▶ _Instruction_
Repeat, exactly and completely, the entries shown underneath.

* Start Data to process *

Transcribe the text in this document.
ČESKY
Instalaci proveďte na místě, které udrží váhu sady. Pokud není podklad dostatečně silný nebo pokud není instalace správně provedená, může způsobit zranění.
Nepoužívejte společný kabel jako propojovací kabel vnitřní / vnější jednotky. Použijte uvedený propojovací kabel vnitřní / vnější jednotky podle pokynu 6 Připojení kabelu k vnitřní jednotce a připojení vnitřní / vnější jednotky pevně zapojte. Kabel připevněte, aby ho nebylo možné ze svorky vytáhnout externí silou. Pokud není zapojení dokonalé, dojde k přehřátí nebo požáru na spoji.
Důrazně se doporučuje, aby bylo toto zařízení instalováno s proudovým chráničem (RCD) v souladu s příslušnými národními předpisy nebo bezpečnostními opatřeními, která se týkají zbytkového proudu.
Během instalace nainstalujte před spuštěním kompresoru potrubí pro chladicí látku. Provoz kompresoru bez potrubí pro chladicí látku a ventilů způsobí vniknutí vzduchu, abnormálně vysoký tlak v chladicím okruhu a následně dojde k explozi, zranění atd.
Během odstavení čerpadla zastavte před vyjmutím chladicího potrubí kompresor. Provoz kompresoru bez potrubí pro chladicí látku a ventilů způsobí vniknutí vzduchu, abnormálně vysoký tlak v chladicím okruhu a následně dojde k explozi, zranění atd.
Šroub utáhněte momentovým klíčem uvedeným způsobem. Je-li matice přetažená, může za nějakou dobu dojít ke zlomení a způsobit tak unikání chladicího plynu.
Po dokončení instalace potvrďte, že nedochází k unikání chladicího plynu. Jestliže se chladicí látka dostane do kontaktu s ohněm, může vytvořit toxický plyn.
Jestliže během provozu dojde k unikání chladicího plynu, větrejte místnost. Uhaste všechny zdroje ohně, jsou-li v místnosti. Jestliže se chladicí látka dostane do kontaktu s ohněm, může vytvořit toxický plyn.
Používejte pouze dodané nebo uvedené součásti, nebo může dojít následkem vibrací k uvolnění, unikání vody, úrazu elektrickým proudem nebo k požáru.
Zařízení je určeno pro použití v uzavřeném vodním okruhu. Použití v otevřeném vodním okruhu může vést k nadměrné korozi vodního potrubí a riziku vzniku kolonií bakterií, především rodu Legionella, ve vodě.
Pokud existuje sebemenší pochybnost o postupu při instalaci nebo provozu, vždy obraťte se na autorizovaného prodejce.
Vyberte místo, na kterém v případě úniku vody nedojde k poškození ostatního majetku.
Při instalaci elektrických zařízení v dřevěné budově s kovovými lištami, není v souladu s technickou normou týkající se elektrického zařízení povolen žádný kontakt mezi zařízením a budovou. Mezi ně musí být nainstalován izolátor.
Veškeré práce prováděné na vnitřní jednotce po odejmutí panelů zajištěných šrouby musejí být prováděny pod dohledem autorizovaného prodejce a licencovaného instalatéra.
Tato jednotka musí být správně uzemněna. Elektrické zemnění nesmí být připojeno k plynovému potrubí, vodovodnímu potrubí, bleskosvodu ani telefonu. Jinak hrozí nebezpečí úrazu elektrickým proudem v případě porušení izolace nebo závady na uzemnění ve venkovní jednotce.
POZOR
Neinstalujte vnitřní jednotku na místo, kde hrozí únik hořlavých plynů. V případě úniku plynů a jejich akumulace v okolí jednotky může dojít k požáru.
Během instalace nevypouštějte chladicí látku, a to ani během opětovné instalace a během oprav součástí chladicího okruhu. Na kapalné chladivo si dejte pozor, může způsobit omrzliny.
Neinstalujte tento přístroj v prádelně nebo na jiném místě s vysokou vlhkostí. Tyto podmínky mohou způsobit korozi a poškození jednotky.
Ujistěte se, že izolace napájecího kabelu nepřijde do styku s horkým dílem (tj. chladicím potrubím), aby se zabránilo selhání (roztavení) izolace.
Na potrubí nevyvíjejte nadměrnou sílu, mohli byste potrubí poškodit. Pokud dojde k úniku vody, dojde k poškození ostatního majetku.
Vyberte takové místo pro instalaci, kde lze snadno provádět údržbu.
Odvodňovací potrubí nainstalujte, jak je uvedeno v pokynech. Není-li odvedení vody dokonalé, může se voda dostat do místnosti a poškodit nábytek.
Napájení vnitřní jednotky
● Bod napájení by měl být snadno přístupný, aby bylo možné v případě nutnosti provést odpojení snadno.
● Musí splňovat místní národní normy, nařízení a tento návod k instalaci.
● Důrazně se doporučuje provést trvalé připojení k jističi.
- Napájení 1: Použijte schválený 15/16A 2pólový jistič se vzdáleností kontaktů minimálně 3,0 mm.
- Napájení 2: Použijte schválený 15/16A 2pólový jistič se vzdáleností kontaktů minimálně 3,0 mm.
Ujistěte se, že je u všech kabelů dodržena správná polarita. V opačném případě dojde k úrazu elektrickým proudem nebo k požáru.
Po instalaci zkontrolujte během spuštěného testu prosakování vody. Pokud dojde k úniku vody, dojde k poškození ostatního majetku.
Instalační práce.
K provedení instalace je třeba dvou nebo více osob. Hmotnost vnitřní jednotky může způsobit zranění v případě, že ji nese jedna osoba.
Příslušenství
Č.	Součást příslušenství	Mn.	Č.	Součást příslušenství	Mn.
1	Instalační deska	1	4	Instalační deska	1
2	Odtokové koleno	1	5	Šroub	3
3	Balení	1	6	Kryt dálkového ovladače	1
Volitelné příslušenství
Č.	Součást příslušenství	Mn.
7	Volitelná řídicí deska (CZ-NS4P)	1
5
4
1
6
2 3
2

* End Data to process *

▶ _Answer below_
Transcribe the text in this document.
ČESKY
Instalaci proveďte na místě, které udrží váhu sady. Pokud není podklad dostatečně silný nebo pokud není instalace správně provedená, může způsobit zranění.
Nepoužívejte společný kabel jako propojovací kabel vnitřní / vnější jednotky. Použijte uvedený propojovací kabel vnitřní / vnější jednotky podle pokynu 6 Připojení kabelu k vnitřní jednotce a připojení vnitřní / vnější jednotky pevně zapojte. Kabel připevněte, aby ho nebylo možné ze svorky vytáhnout externí silou. Pokud není zapojení dokonalé, dojde k přehřátí nebo požáru na spoji.
Důrazně se doporučuje, aby bylo toto zařízení instalováno s proudovým chráničem (RCD) v souladu s příslušnými národními předpisy nebo bezpečnostními opatřeními, která se týkají zbytkového proudu.
Během instalace nainstalujte před spuštěním kompresoru potrubí pro chladicí látku. Provoz kompresoru bez potrubí pro chladicí látku a ventilů způsobí vniknutí vzduchu, abnormálně vysoký tlak v chladicím okruhu a následně dojde k explozi, zranění atd.
Během odstavení čerpadla zastavte před vyjmutím chladicího potrubí kompresor. Provoz kompresoru bez potrubí pro chladicí látku a ventilů způsobí vniknutí vzduchu, abnormálně vysoký tlak v chladicím okruhu a následně dojde k explozi, zranění atd.
Šroub utáhněte momentovým klíčem uvedeným způsobem. Je-li matice přetažená, může za nějakou dobu dojít ke zlomení a způsobit tak unikání chladicího plynu.
Po dokončení instalace potvrďte, že nedochází k unikání chladicího plynu. Jestliže se chladicí látka dostane do kontaktu s ohněm, může vytvořit toxický plyn.
Jestliže během provozu dojde k unikání chladicího plynu, větrejte místnost. Uhaste všechny zdroje ohně, jsou-li v místnosti. Jestliže se chladicí látka dostane do kontaktu s ohněm, může vytvořit toxický plyn.
Používejte pouze dodané nebo uvedené součásti, nebo může dojít následkem vibrací k uvolnění, unikání vody, úrazu elektrickým proudem nebo k požáru.
Zařízení je určeno pro použití v uzavřeném vodním okruhu. Použití v otevřeném vodním okruhu může vést k nadměrné korozi vodního potrubí a riziku vzniku kolonií bakterií, především rodu Legionella, ve vodě.
Pokud existuje sebemenší pochybnost o postupu při instalaci nebo provozu, vždy obraťte se na autorizovaného prodejce.
Vyberte místo, na kterém v případě úniku vody nedojde k poškození ostatního majetku.
Při instalaci elektrických zařízení v dřevěné budově s kovovými lištami, není v souladu s technickou normou týkající se elektrického zařízení povolen žádný kontakt mezi zařízením a budovou. Mezi ně musí být nainstalován izolátor.
Veškeré práce prováděné na vnitřní jednotce po odejmutí panelů zajištěných šrouby musejí být prováděny pod dohledem autorizovaného prodejce a licencovaného instalatéra.
Tato jednotka musí být správně uzemněna. Elektrické zemnění nesmí být připojeno k plynovému potrubí, vodovodnímu potrubí, bleskosvodu ani telefonu. Jinak hrozí nebezpečí úrazu elektrickým proudem v případě porušení izolace nebo závady na uzemnění ve venkovní jednotce.
POZOR
Neinstalujte vnitřní jednotku na místo, kde hrozí únik hořlavých plynů. V případě úniku plynů a jejich akumulace v okolí jednotky může dojít k požáru.
Během instalace nevypouštějte chladicí látku, a to ani během opětovné instalace a během oprav součástí chladicího okruhu. Na kapalné chladivo si dejte pozor, může způsobit omrzliny.
Neinstalujte tento přístroj v prádelně nebo na jiném místě s vysokou vlhkostí. Tyto podmínky mohou způsobit korozi a poškození jednotky.
Ujistěte se, že izolace napájecího kabelu nepřijde do styku s horkým dílem (tj. chladicím potrubím), aby se zabránilo selhání (roztavení) izolace.
Na potrubí nevyvíjejte nadměrnou sílu, mohli byste potrubí poškodit. Pokud dojde k úniku vody, dojde k poškození ostatního majetku.
Vyberte takové místo pro instalaci, kde lze snadno provádět údržbu.
Odvodňovací potrubí nainstalujte, jak je uvedeno v pokynech. Není-li odvedení vody dokonalé, může se voda dostat do místnosti a poškodit nábytek.
Napájení vnitřní jednotky
● Bod napájení by měl být snadno přístupný, aby bylo možné v případě nutnosti provést odpojení snadno.
● Musí splňovat místní národní normy, nařízení a tento návod k instalaci.
● Důrazně se doporučuje provést trvalé připojení k jističi.
- Napájení 1: Použijte schválený 15/16A 2pólový jistič se vzdáleností kontaktů minimálně 3,0 mm.
- Napájení 2: Použijte schválený 15/16A 2pólový jistič se vzdáleností kontaktů minimálně 3,0 mm.
Ujistěte se, že je u všech kabelů dodržena správná polarita. V opačném případě dojde k úrazu elektrickým proudem nebo k požáru.
Po instalaci zkontrolujte během spuštěného testu prosakování vody. Pokud dojde k úniku vody, dojde k poškození ostatního majetku.
Instalační práce.
K provedení instalace je třeba dvou nebo více osob. Hmotnost vnitřní jednotky může způsobit zranění v případě, že ji nese jedna osoba.
Příslušenství
Č.	Součást příslušenství	Mn.	Č.	Součást příslušenství	Mn.
1	Instalační deska	1	4	Instalační deska	1
2	Odtokové koleno	1	5	Šroub	3
3	Balení	1	6	Kryt dálkového ovladače	1
Volitelné příslušenství
Č.	Součást příslušenství	Mn.
7	Volitelná řídicí deska (CZ-NS4P)	1
5
4
1
6
2 3
2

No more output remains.